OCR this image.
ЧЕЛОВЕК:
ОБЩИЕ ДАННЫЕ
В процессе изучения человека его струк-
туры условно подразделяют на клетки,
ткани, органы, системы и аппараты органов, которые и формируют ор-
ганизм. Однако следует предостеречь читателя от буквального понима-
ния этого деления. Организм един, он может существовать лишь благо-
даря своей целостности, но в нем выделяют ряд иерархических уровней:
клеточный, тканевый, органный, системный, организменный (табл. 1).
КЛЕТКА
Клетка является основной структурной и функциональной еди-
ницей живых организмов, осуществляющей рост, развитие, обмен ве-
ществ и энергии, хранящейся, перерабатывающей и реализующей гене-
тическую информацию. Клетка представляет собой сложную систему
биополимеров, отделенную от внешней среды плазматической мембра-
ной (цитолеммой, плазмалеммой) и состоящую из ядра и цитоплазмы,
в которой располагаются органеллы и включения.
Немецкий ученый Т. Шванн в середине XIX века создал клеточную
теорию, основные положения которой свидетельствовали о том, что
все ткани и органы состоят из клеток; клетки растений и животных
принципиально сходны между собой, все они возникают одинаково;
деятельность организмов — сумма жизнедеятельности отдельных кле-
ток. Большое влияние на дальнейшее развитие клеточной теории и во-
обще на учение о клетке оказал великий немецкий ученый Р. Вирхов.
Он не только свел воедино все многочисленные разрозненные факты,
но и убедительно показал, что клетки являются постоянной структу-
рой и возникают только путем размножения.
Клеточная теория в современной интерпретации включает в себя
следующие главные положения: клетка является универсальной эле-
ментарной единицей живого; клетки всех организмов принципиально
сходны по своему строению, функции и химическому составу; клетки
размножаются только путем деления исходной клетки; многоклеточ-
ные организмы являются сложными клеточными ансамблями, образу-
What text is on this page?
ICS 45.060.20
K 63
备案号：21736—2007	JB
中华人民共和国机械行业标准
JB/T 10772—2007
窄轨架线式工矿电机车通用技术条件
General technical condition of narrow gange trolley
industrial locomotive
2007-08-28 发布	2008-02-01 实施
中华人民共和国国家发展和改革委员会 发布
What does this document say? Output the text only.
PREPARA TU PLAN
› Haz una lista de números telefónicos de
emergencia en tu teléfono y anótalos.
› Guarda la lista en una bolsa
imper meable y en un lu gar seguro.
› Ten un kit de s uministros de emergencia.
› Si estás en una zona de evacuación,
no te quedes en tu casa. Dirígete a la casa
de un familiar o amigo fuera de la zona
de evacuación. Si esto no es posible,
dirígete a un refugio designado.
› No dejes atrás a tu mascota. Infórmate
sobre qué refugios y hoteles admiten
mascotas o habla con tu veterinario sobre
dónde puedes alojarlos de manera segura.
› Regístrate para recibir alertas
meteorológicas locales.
------
Short problem ▸ Scan the material above for the string "text" and return the lines that hold it.

Correct result ▸
What text is on this page?
What does this document say? Output the text only.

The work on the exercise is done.